[Entries taken from a collection]
^^^^^^^^

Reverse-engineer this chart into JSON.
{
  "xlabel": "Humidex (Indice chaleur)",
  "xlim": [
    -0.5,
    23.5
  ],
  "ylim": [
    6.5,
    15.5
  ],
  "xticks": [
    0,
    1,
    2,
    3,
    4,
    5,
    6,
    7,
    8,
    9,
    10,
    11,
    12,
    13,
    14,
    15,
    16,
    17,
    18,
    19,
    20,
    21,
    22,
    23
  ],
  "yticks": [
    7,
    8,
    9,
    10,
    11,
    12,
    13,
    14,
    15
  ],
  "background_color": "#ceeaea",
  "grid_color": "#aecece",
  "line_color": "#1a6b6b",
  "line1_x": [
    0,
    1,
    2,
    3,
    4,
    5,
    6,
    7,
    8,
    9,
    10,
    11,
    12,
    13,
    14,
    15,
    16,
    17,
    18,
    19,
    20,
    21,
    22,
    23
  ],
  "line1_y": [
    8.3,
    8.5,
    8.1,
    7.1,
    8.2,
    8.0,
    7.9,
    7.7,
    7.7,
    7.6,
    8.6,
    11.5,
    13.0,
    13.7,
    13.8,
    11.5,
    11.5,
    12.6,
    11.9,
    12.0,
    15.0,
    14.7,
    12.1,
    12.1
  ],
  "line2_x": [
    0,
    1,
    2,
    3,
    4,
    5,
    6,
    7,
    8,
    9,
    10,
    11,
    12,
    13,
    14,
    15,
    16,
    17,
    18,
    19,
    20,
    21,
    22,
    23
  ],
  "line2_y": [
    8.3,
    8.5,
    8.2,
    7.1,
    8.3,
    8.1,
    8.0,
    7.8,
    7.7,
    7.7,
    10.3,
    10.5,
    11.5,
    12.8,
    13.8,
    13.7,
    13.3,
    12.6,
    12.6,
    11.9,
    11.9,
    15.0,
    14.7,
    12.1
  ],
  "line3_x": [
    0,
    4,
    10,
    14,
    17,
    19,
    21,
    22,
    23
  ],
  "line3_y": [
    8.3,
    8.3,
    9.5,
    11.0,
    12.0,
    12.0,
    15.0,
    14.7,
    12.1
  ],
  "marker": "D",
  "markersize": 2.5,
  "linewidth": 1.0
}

^^^^^^^^

• _Problem to work on_
Everything in the listing above should be restated exactly.

• _Response for this exercise_
Reverse-engineer this chart into JSON.
{
  "xlabel": "Humidex (Indice chaleur)",
  "xlim": [
    -0.5,
    23.5
  ],
  "ylim": [
    6.5,
    15.5
  ],
  "xticks": [
    0,
    1,
    2,
    3,
    4,
    5,
    6,
    7,
    8,
    9,
    10,
    11,
    12,
    13,
    14,
    15,
    16,
    17,
    18,
    19,
    20,
    21,
    22,
    23
  ],
  "yticks": [
    7,
    8,
    9,
    10,
    11,
    12,
    13,
    14,
    15
  ],
  "background_color": "#ceeaea",
  "grid_color": "#aecece",
  "line_color": "#1a6b6b",
  "line1_x": [
    0,
    1,
    2,
    3,
    4,
    5,
    6,
    7,
    8,
    9,
    10,
    11,
    12,
    13,
    14,
    15,
    16,
    17,
    18,
    19,
    20,
    21,
    22,
    23
  ],
  "line1_y": [
    8.3,
    8.5,
    8.1,
    7.1,
    8.2,
    8.0,
    7.9,
    7.7,
    7.7,
    7.6,
    8.6,
    11.5,
    13.0,
    13.7,
    13.8,
    11.5,
    11.5,
    12.6,
    11.9,
    12.0,
    15.0,
    14.7,
    12.1,
    12.1
  ],
  "line2_x": [
    0,
    1,
    2,
    3,
    4,
    5,
    6,
    7,
    8,
    9,
    10,
    11,
    12,
    13,
    14,
    15,
    16,
    17,
    18,
    19,
    20,
    21,
    22,
    23
  ],
  "line2_y": [
    8.3,
    8.5,
    8.2,
    7.1,
    8.3,
    8.1,
    8.0,
    7.8,
    7.7,
    7.7,
    10.3,
    10.5,
    11.5,
    12.8,
    13.8,
    13.7,
    13.3,
    12.6,
    12.6,
    11.9,
    11.9,
    15.0,
    14.7,
    12.1
  ],
  "line3_x": [
    0,
    4,
    10,
    14,
    17,
    19,
    21,
    22,
    23
  ],
  "line3_y": [
    8.3,
    8.3,
    9.5,
    11.0,
    12.0,
    12.0,
    15.0,
    14.7,
    12.1
  ],
  "marker": "D",
  "markersize": 2.5,
  "linewidth": 1.0
}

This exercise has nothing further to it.